_To be done:_ Copy each line where the word "económicas" occurs.

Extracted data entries
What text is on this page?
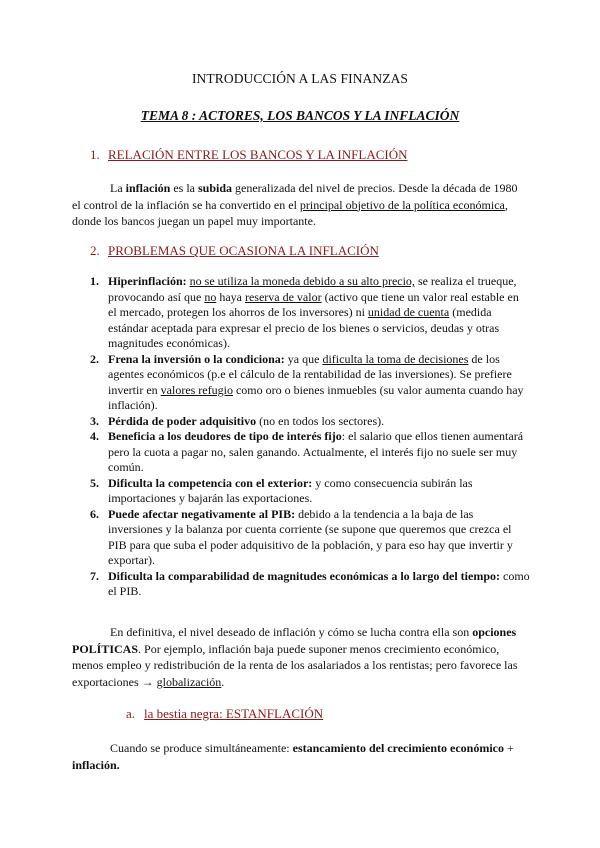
INTRODUCCIÓN A LAS FINANZAS
TEMA 8 : ACTORES, LOS BANCOS Y LA INFLACIÓN
1. RELACIÓN ENTRE LOS BANCOS Y LA INFLACIÓN
La inflación es la subida generalizada del nivel de precios. Desde la década de 1980 el control de la inflación se ha convertido en el principal objetivo de la política económica, donde los bancos juegan un papel muy importante.
2. PROBLEMAS QUE OCASIONA LA INFLACIÓN
1. Hiperinflación: no se utiliza la moneda debido a su alto precio, se realiza el trueque, provocando así que no haya reserva de valor (activo que tiene un valor real estable en el mercado, protegen los ahorros de los inversores) ni unidad de cuenta (medida estándar aceptada para expresar el precio de los bienes o servicios, deudas y otras magnitudes económicas).
2. Frena la inversión o la condiciona: ya que dificulta la toma de decisiones de los agentes económicos (p.e el cálculo de la rentabilidad de las inversiones). Se prefiere invertir en valores refugio como oro o bienes inmuebles (su valor aumenta cuando hay inflación).
3. Pérdida de poder adquisitivo (no en todos los sectores).
4. Beneficia a los deudores de tipo de interés fijo: el salario que ellos tienen aumentará pero la cuota a pagar no, salen ganando. Actualmente, el interés fijo no suele ser muy común.
5. Dificulta la competencia con el exterior: y como consecuencia subirán las importaciones y bajarán las exportaciones.
6. Puede afectar negativamente al PIB: debido a la tendencia a la baja de las inversiones y la balanza por cuenta corriente (se supone que queremos que crezca el PIB para que suba el poder adquisitivo de la población, y para eso hay que invertir y exportar).
7. Dificulta la comparabilidad de magnitudes económicas a lo largo del tiempo: como el PIB.
En definitiva, el nivel deseado de inflación y cómo se lucha contra ella son opciones POLÍTICAS. Por ejemplo, inflación baja puede suponer menos crecimiento económico, menos empleo y redistribución de la renta de los asalariados a los rentistas; pero favorece las exportaciones → globalización.
a. la bestia negra: ESTANFLACIÓN
Cuando se produce simultáneamente: estancamiento del crecimiento económico + inflación.
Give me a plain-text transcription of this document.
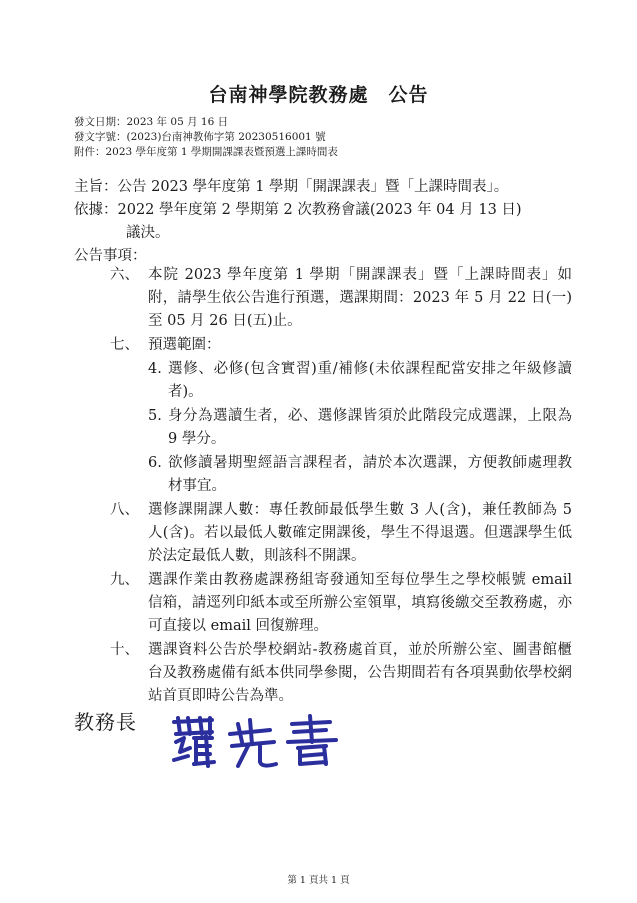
台南神學院教務處　公告
發文日期：2023 年 05 月 16 日
發文字號：(2023)台南神教佈字第 20230516001 號
附件：2023 學年度第 1 學期開課課表暨預選上課時間表
主旨：公告 2023 學年度第 1 學期「開課課表」暨「上課時間表」。
依據：2022 學年度第 2 學期第 2 次教務會議(2023 年 04 月 13 日)
議決。
公告事項：
六、 本院 2023 學年度第 1 學期「開課課表」暨「上課時間表」如附，請學生依公告進行預選，選課期間：2023 年 5 月 22 日(一)至 05 月 26 日(五)止。
七、 預選範圍：
4. 選修、必修(包含實習)重/補修(未依課程配當安排之年級修讀者)。
5. 身分為選讀生者，必、選修課皆須於此階段完成選課，上限為 9 學分。
6. 欲修讀暑期聖經語言課程者，請於本次選課，方便教師處理教材事宜。
八、 選修課開課人數：專任教師最低學生數 3 人(含)，兼任教師為 5 人(含)。若以最低人數確定開課後，學生不得退選。但選課學生低於法定最低人數，則該科不開課。
九、 選課作業由教務處課務組寄發通知至每位學生之學校帳號 email 信箱，請逕列印紙本或至所辦公室領單，填寫後繳交至教務處，亦可直接以 email 回復辦理。
十、 選課資料公告於學校網站-教務處首頁，並於所辦公室、圖書館櫃台及教務處備有紙本供同學參閱，公告期間若有各項異動依學校網站首頁即時公告為準。
教務長
第 1 頁共 1 頁
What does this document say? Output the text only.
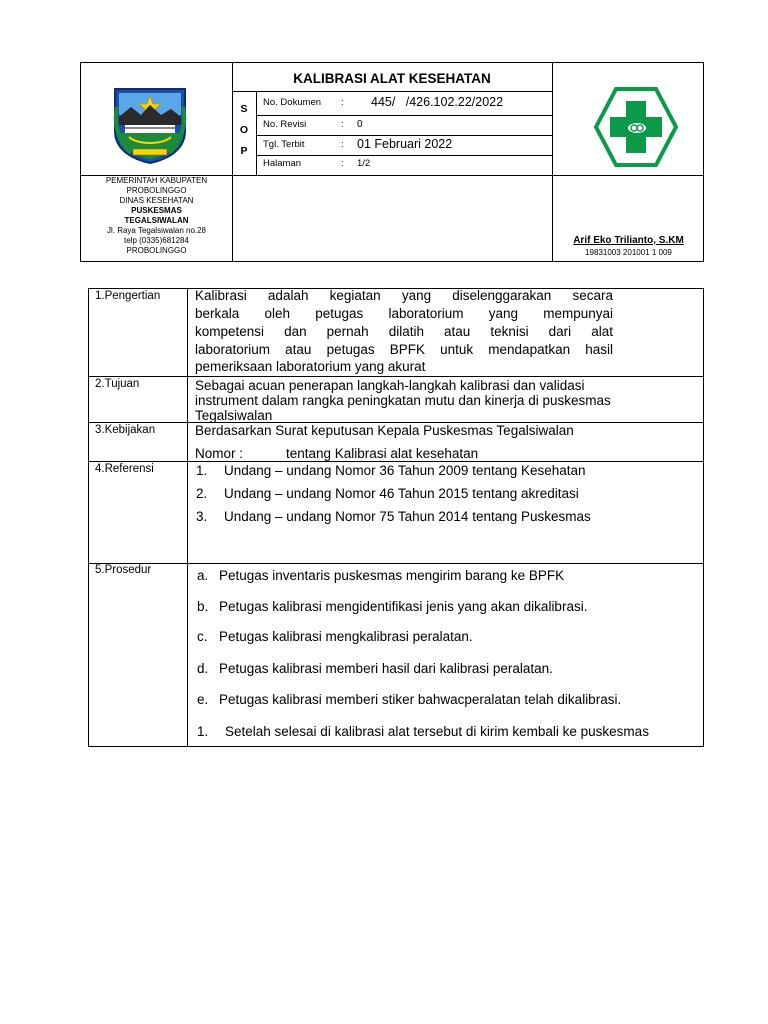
KALIBRASI ALAT KESEHATAN
S
O
P
No. Dokumen : 445/   /426.102.22/2022
No. Revisi	: 0
Tgl. Terbit	: 01 Februari 2022
Halaman	: 1/2
PEMERINTAH KABUPATEN
PROBOLINGGO
DINAS KESEHATAN
PUSKESMAS
TEGALSIWALAN
Jl. Raya Tegalsiwalan no.28
telp (0335)681284
PROBOLINGGO
Arif Eko Trilianto, S.KM
19831003 201001 1 009
1.Pengertian	Kalibrasi adalah kegiatan yang diselenggarakan secara
berkala oleh petugas laboratorium yang mempunyai
kompetensi dan pernah dilatih atau teknisi dari alat
laboratorium atau petugas BPFK untuk mendapatkan hasil
pemeriksaan laboratorium yang akurat
2.Tujuan	Sebagai acuan penerapan langkah-langkah kalibrasi dan validasi
instrument dalam rangka peningkatan mutu dan kinerja di puskesmas
Tegalsiwalan
3.Kebijakan	Berdasarkan Surat keputusan Kepala Puskesmas Tegalsiwalan
Nomor :	tentang Kalibrasi alat kesehatan
4.Referensi	1. Undang – undang Nomor 36 Tahun 2009 tentang Kesehatan
2. Undang – undang Nomor 46 Tahun 2015 tentang akreditasi
3. Undang – undang Nomor 75 Tahun 2014 tentang Puskesmas
5.Prosedur	a. Petugas inventaris puskesmas mengirim barang ke BPFK
b. Petugas kalibrasi mengidentifikasi jenis yang akan dikalibrasi.
c. Petugas kalibrasi mengkalibrasi peralatan.
d. Petugas kalibrasi memberi hasil dari kalibrasi peralatan.
e. Petugas kalibrasi memberi stiker bahwacperalatan telah dikalibrasi.
1. Setelah selesai di kalibrasi alat tersebut di kirim kembali ke puskesmas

_Written answer:_
1. Hiperinflación: no se utiliza la moneda debido a su alto precio, se realiza el trueque, provocando así que no haya reserva de valor (activo que tiene un valor real estable en el mercado, protegen los ahorros de los inversores) ni unidad de cuenta (medida estándar aceptada para expresar el precio de los bienes o servicios, deudas y otras magnitudes económicas).
7. Dificulta la comparabilidad de magnitudes económicas a lo largo del tiempo: como el PIB.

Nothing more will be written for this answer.